▶ [Aim] Write out the entries below once more, exactly.

Stored data:

----

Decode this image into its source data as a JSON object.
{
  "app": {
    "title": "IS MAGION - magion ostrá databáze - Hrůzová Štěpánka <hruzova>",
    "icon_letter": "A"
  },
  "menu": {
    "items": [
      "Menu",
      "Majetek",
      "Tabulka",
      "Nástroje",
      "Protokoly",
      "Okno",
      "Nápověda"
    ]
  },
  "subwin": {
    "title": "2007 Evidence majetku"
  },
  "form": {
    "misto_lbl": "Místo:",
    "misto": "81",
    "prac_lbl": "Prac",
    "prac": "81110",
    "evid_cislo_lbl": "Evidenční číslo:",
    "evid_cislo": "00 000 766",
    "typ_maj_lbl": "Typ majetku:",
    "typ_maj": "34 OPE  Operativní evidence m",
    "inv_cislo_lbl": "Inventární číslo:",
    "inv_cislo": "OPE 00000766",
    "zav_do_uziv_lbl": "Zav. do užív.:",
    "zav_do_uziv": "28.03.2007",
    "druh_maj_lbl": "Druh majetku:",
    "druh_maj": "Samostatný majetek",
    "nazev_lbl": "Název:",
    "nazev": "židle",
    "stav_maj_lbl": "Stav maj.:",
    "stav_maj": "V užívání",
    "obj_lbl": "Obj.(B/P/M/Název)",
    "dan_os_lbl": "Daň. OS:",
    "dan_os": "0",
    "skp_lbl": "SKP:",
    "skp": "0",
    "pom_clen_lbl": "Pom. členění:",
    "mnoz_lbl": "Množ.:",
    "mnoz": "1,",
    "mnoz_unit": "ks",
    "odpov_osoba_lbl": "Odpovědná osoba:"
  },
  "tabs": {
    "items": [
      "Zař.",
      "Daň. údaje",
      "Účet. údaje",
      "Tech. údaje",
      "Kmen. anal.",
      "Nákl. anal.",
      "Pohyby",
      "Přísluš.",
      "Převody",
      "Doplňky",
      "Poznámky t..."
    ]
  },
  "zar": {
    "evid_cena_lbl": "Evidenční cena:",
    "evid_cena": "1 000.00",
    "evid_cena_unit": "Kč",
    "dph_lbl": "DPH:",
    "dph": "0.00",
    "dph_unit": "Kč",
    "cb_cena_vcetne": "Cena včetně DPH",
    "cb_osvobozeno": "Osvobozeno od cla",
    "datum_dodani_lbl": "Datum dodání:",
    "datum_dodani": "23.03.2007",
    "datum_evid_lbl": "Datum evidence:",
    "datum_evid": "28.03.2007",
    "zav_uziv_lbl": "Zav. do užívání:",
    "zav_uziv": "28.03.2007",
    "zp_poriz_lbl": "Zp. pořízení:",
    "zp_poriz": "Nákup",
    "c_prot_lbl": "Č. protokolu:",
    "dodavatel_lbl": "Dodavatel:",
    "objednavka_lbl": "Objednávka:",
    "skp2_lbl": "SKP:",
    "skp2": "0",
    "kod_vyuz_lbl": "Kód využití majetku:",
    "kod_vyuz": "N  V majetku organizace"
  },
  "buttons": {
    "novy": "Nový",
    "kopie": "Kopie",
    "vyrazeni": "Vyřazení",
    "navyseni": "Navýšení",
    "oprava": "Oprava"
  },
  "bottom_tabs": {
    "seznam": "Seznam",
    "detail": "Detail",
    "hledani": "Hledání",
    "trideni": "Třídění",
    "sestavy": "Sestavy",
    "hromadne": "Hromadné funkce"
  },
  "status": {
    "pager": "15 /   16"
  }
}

----

▶ [Solution to this exercise]
Decode this image into its source data as a JSON object.
{
  "app": {
    "title": "IS MAGION - magion ostrá databáze - Hrůzová Štěpánka <hruzova>",
    "icon_letter": "A"
  },
  "menu": {
    "items": [
      "Menu",
      "Majetek",
      "Tabulka",
      "Nástroje",
      "Protokoly",
      "Okno",
      "Nápověda"
    ]
  },
  "subwin": {
    "title": "2007 Evidence majetku"
  },
  "form": {
    "misto_lbl": "Místo:",
    "misto": "81",
    "prac_lbl": "Prac",
    "prac": "81110",
    "evid_cislo_lbl": "Evidenční číslo:",
    "evid_cislo": "00 000 766",
    "typ_maj_lbl": "Typ majetku:",
    "typ_maj": "34 OPE  Operativní evidence m",
    "inv_cislo_lbl": "Inventární číslo:",
    "inv_cislo": "OPE 00000766",
    "zav_do_uziv_lbl": "Zav. do užív.:",
    "zav_do_uziv": "28.03.2007",
    "druh_maj_lbl": "Druh majetku:",
    "druh_maj": "Samostatný majetek",
    "nazev_lbl": "Název:",
    "nazev": "židle",
    "stav_maj_lbl": "Stav maj.:",
    "stav_maj": "V užívání",
    "obj_lbl": "Obj.(B/P/M/Název)",
    "dan_os_lbl": "Daň. OS:",
    "dan_os": "0",
    "skp_lbl": "SKP:",
    "skp": "0",
    "pom_clen_lbl": "Pom. členění:",
    "mnoz_lbl": "Množ.:",
    "mnoz": "1,",
    "mnoz_unit": "ks",
    "odpov_osoba_lbl": "Odpovědná osoba:"
  },
  "tabs": {
    "items": [
      "Zař.",
      "Daň. údaje",
      "Účet. údaje",
      "Tech. údaje",
      "Kmen. anal.",
      "Nákl. anal.",
      "Pohyby",
      "Přísluš.",
      "Převody",
      "Doplňky",
      "Poznámky t..."
    ]
  },
  "zar": {
    "evid_cena_lbl": "Evidenční cena:",
    "evid_cena": "1 000.00",
    "evid_cena_unit": "Kč",
    "dph_lbl": "DPH:",
    "dph": "0.00",
    "dph_unit": "Kč",
    "cb_cena_vcetne": "Cena včetně DPH",
    "cb_osvobozeno": "Osvobozeno od cla",
    "datum_dodani_lbl": "Datum dodání:",
    "datum_dodani": "23.03.2007",
    "datum_evid_lbl": "Datum evidence:",
    "datum_evid": "28.03.2007",
    "zav_uziv_lbl": "Zav. do užívání:",
    "zav_uziv": "28.03.2007",
    "zp_poriz_lbl": "Zp. pořízení:",
    "zp_poriz": "Nákup",
    "c_prot_lbl": "Č. protokolu:",
    "dodavatel_lbl": "Dodavatel:",
    "objednavka_lbl": "Objednávka:",
    "skp2_lbl": "SKP:",
    "skp2": "0",
    "kod_vyuz_lbl": "Kód využití majetku:",
    "kod_vyuz": "N  V majetku organizace"
  },
  "buttons": {
    "novy": "Nový",
    "kopie": "Kopie",
    "vyrazeni": "Vyřazení",
    "navyseni": "Navýšení",
    "oprava": "Oprava"
  },
  "bottom_tabs": {
    "seznam": "Seznam",
    "detail": "Detail",
    "hledani": "Hledání",
    "trideni": "Třídění",
    "sestavy": "Sestavy",
    "hromadne": "Hromadné funkce"
  },
  "status": {
    "pager": "15 /   16"
  }
}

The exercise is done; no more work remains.